_INSTRUCTIONS FOR THE TASK_: Will you output the entries below exactly, skipping every image they contain?
————————
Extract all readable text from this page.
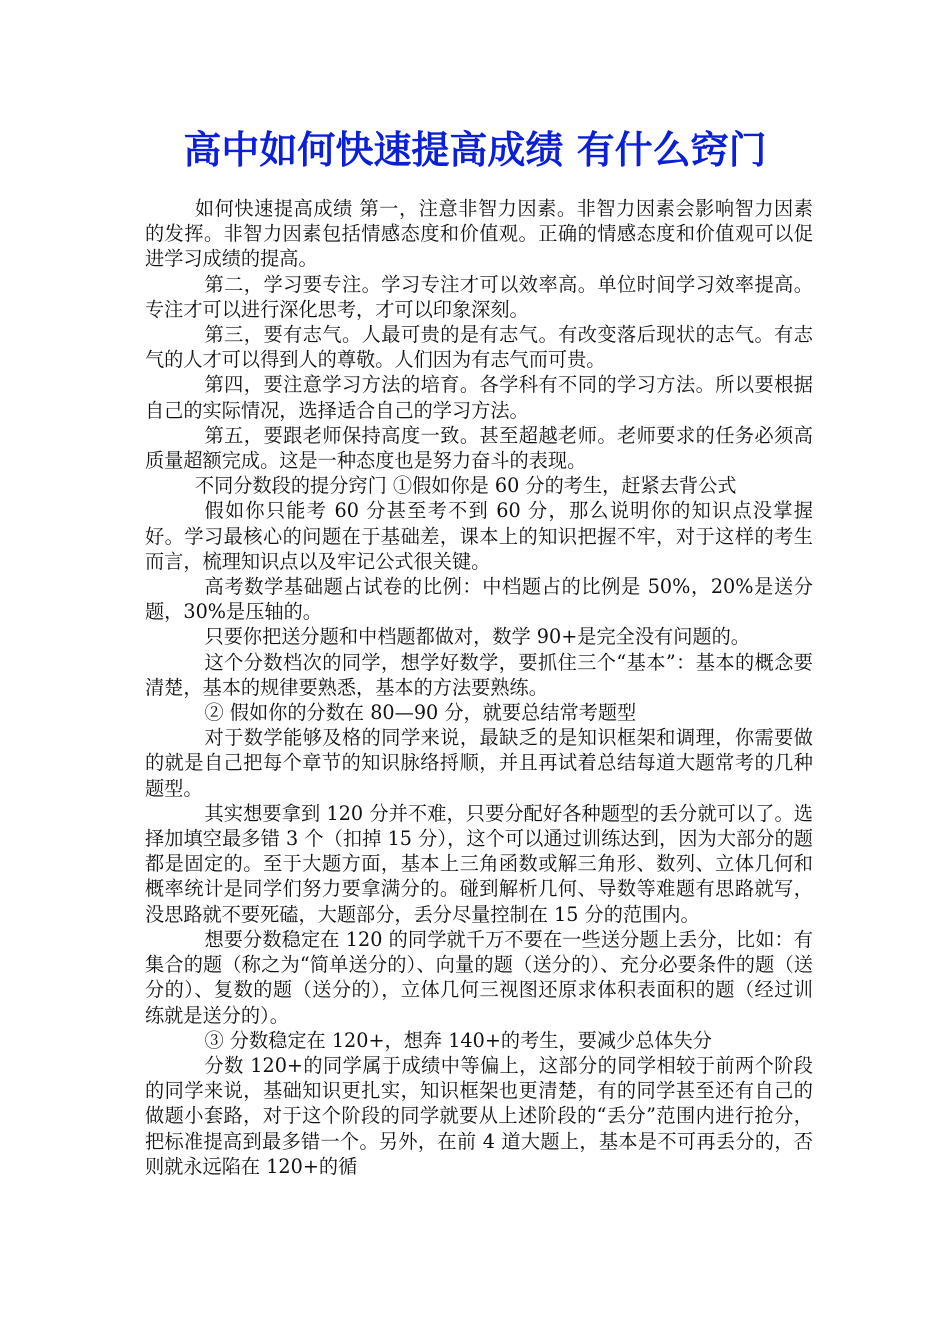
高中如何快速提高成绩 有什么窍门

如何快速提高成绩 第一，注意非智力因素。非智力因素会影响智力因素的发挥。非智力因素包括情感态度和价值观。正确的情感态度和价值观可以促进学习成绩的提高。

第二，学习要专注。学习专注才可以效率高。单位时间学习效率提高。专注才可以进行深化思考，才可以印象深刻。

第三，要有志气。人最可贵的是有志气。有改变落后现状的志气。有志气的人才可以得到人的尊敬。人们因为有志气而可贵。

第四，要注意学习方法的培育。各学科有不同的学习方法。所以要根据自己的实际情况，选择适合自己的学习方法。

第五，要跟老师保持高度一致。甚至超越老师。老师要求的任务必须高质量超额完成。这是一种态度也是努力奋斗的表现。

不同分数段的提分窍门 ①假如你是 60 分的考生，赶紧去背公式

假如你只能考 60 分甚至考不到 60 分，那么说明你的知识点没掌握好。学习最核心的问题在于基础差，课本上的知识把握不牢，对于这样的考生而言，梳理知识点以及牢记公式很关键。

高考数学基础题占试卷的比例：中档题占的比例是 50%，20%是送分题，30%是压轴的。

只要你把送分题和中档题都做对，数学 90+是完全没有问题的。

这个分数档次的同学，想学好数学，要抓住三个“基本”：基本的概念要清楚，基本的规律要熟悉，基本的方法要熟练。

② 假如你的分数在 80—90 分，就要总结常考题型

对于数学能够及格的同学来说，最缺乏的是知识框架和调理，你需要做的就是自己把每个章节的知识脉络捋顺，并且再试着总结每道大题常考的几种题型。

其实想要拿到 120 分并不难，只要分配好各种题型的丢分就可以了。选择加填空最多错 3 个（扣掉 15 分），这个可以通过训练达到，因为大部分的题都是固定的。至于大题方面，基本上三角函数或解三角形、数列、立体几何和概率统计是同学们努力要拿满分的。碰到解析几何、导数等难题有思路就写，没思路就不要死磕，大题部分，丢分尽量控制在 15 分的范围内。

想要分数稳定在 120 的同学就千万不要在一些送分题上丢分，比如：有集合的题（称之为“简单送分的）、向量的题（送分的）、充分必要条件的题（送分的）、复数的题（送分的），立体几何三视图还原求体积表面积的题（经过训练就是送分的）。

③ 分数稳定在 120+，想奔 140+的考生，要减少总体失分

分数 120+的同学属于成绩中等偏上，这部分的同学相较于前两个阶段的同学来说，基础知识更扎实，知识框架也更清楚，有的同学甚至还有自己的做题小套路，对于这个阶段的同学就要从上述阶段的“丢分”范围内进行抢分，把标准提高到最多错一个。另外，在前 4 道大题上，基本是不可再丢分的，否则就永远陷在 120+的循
————————
_SOLUTION TO THIS EXERCISE_:
Extract all readable text from this page.
高中如何快速提高成绩 有什么窍门

如何快速提高成绩 第一，注意非智力因素。非智力因素会影响智力因素的发挥。非智力因素包括情感态度和价值观。正确的情感态度和价值观可以促进学习成绩的提高。

第二，学习要专注。学习专注才可以效率高。单位时间学习效率提高。专注才可以进行深化思考，才可以印象深刻。

第三，要有志气。人最可贵的是有志气。有改变落后现状的志气。有志气的人才可以得到人的尊敬。人们因为有志气而可贵。

第四，要注意学习方法的培育。各学科有不同的学习方法。所以要根据自己的实际情况，选择适合自己的学习方法。

第五，要跟老师保持高度一致。甚至超越老师。老师要求的任务必须高质量超额完成。这是一种态度也是努力奋斗的表现。

不同分数段的提分窍门 ①假如你是 60 分的考生，赶紧去背公式

假如你只能考 60 分甚至考不到 60 分，那么说明你的知识点没掌握好。学习最核心的问题在于基础差，课本上的知识把握不牢，对于这样的考生而言，梳理知识点以及牢记公式很关键。

高考数学基础题占试卷的比例：中档题占的比例是 50%，20%是送分题，30%是压轴的。

只要你把送分题和中档题都做对，数学 90+是完全没有问题的。

这个分数档次的同学，想学好数学，要抓住三个“基本”：基本的概念要清楚，基本的规律要熟悉，基本的方法要熟练。

② 假如你的分数在 80—90 分，就要总结常考题型

对于数学能够及格的同学来说，最缺乏的是知识框架和调理，你需要做的就是自己把每个章节的知识脉络捋顺，并且再试着总结每道大题常考的几种题型。

其实想要拿到 120 分并不难，只要分配好各种题型的丢分就可以了。选择加填空最多错 3 个（扣掉 15 分），这个可以通过训练达到，因为大部分的题都是固定的。至于大题方面，基本上三角函数或解三角形、数列、立体几何和概率统计是同学们努力要拿满分的。碰到解析几何、导数等难题有思路就写，没思路就不要死磕，大题部分，丢分尽量控制在 15 分的范围内。

想要分数稳定在 120 的同学就千万不要在一些送分题上丢分，比如：有集合的题（称之为“简单送分的）、向量的题（送分的）、充分必要条件的题（送分的）、复数的题（送分的），立体几何三视图还原求体积表面积的题（经过训练就是送分的）。

③ 分数稳定在 120+，想奔 140+的考生，要减少总体失分

分数 120+的同学属于成绩中等偏上，这部分的同学相较于前两个阶段的同学来说，基础知识更扎实，知识框架也更清楚，有的同学甚至还有自己的做题小套路，对于这个阶段的同学就要从上述阶段的“丢分”范围内进行抢分，把标准提高到最多错一个。另外，在前 4 道大题上，基本是不可再丢分的，否则就永远陷在 120+的循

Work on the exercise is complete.